Task goal:
Make an exact copy of all the entries, with the pictures left out.

Figure record listings:
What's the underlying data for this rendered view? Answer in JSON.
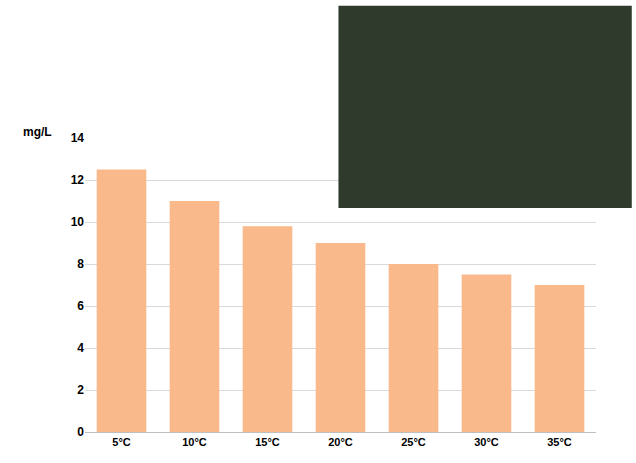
{
  "chart_data": {
    "type": "bar",
    "y_label": "mg/L",
    "categories": [
      "5°C",
      "10°C",
      "15°C",
      "20°C",
      "25°C",
      "30°C",
      "35°C"
    ],
    "values": [
      12.5,
      11,
      9.8,
      9,
      8,
      7.5,
      7
    ],
    "color": "#f9b98a",
    "ylim": [
      0,
      14
    ],
    "yticks": [
      0,
      2,
      4,
      6,
      8,
      10,
      12,
      14
    ],
    "grid": true
  }
}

Finished exercise:
What's the underlying data for this rendered view? Answer in JSON.
{
  "chart_data": {
    "type": "bar",
    "y_label": "mg/L",
    "categories": [
      "5°C",
      "10°C",
      "15°C",
      "20°C",
      "25°C",
      "30°C",
      "35°C"
    ],
    "values": [
      12.5,
      11,
      9.8,
      9,
      8,
      7.5,
      7
    ],
    "color": "#f9b98a",
    "ylim": [
      0,
      14
    ],
    "yticks": [
      0,
      2,
      4,
      6,
      8,
      10,
      12,
      14
    ],
    "grid": true
  }
}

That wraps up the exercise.